What is expected » Set down the part of the news report on Frank Haith's NCAA suspension from "Instead, the two-year" to "the NCAA said." word for word.

Provided passage »

----------------

ST. LOUIS (AP) - Missouri coach Frank Haith was suspended for five games by the NCAA on Tuesday after it was found that he inadequately monitored his former assistants’ interactions with a disgraced Miami booster and then tried to cover up a five-figure hush money payment to keep potential violations hidden.
The Committee on Infractions report also found that Haith provided inconsistent answers during multiple interviews with investigators, including conflicting accounts of when he reported the shakedown attempt by since-imprisoned felon Nevin Shapiro to Hurricanes athletic director Paul Dee.
In a statement released by Missouri, Haith said he “strongly” disagreed with the report “and the inference on how the program was run at the University of Miami” but won’t appeal the findings. He told reporters in Columbia he plans to donate 18 days’ worth of his salary from his suspension to the Boys and Girls Club of Columbia. His base annual salary is $450,000, though he earns a guaranteed $1.6 million each year.
“I was truthful in my communication with the NCAA,” Haith said. “If I wasn’t truthful, I think I would have been hit with unethical conduct.”
Instead, the two-year NCAA investigation found that Haith, the former Hurricanes basketball coach, failed to promote an atmosphere of compliance.
Haith and Miami assistant coach Jake Morton provided Shapiro $10,000 after he threatened to expose previous improper contact with high school recruits and amateur coaches, the NCAA said.
Shapiro, who is now serving a 20-year prison term for masterminding a $930 million Ponzi scheme, had basketball season tickets with a courtside seat and had donated an estimated $500,000 to Miami. He initially demanded a large loan from Haith after he experienced financial trouble or the return a $50,000 donation from a benefit bowling tournament he had hosted. The coach refused.
Morton, who joined Western Kentucky as an assistant coach in 2011 but resigned in April as its director of basketball operations, then loaned Shapiro at least $6,000, which he later repaid. The NCAA also said that Haith helped Morton and two other assistants pay $10,000 to Shapiro’s mother and “attempted to cover up the booster’s threats to disclose incriminating information.”
Haith’s statement was accompanied by supportive statements from Chancellor Brady Deaton, the university’s top compliance officer and athletic director Mike Alden, who also joined Haith at a previously scheduled preseason press conference.
“After all this time, Coach Haith, his family, the University of Missouri, our student-athletes and our fans deserve closure,” Alden said. “I’m proud to have Frank Haith as our men’s basketball coach.”
“We’re looking forward to working together for a long time,” added Alden, who hired Haith in 2011 after the former Texas and Wake Forest assistant spent seven years at Miami in his first head coaching job.
The allegations from Haith’s time in Coral Gables surfaced several months after his surprise hire by Alden from a .500 program that had reached the NCAA tournament just once under his watch.
While much of the 102-page report focuses on the Miami football program, the NCAA inquiry also opens a rare public window into the seamier side of cultivating big-money boosters _ even those, like Shapiro, with substantial baggage.
Shapiro told Yahoo! Sports that he steered a $10,000 payment to secure recruit DeQuan Jones’ commitment to Miami in 2008 with Haith’s knowledge. The NCAA said it found no conclusive evidence to support that claim, though it noted multiple phone calls among Haith, Morton and an unidentified “high-profile prospect” on the same day Shapiro’s mother was paid.

----------------

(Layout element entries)
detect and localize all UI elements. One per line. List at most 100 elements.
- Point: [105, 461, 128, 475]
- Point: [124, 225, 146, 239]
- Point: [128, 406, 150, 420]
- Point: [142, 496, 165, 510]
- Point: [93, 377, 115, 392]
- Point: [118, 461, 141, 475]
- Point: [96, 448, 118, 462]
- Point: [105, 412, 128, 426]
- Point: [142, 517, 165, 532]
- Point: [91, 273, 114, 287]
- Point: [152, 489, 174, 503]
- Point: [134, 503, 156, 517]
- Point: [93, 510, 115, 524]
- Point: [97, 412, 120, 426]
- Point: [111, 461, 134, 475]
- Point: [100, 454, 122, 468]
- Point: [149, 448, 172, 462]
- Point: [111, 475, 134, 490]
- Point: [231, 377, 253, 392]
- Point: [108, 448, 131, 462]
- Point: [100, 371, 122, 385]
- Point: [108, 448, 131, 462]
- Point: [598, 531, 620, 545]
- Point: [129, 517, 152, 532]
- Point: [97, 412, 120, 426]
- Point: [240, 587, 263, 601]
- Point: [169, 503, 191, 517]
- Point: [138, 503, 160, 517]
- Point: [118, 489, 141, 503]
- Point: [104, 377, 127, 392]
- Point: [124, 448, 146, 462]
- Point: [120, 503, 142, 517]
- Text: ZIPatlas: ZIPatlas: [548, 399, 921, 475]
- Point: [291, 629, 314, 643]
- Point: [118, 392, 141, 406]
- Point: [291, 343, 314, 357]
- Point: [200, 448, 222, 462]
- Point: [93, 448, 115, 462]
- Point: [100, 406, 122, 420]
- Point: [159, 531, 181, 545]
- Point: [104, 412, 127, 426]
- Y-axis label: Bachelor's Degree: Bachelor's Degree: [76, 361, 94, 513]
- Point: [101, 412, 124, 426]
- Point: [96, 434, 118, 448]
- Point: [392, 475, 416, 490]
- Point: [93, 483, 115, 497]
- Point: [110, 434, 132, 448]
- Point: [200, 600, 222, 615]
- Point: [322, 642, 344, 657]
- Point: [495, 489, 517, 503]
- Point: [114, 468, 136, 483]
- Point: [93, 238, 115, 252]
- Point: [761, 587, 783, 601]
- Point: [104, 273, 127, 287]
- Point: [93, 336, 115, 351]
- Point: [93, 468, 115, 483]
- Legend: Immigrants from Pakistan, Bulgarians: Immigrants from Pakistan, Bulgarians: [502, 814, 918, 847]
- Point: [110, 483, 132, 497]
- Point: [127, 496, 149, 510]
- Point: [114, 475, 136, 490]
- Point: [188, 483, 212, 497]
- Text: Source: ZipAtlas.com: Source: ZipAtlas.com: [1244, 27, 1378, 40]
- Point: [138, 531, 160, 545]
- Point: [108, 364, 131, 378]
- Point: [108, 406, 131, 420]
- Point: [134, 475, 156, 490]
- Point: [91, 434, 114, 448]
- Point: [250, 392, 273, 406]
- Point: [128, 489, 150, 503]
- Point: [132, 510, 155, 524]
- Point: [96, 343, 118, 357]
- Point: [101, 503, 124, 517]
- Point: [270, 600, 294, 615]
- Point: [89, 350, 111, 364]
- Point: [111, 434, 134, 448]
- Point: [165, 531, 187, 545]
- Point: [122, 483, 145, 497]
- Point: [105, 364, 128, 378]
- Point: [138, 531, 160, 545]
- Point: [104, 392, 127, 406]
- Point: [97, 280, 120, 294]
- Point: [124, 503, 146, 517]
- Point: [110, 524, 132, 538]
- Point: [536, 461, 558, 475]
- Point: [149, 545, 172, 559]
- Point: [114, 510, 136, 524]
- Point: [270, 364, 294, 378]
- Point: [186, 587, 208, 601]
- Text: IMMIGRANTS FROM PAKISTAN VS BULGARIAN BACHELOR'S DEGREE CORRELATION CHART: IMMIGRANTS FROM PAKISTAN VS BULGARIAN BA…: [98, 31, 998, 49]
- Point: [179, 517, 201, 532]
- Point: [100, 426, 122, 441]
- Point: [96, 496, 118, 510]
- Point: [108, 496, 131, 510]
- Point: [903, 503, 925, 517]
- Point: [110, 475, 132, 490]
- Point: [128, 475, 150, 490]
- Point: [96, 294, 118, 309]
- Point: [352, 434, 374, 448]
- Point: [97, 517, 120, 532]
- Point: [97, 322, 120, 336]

----------------

Complete answer »
Instead, the two-year NCAA investigation found that Haith, the former Hurricanes basketball coach, failed to promote an atmosphere of compliance.
Haith and Miami assistant coach Jake Morton provided Shapiro $10,000 after he threatened to expose previous improper contact with high school recruits and amateur coaches, the NCAA said.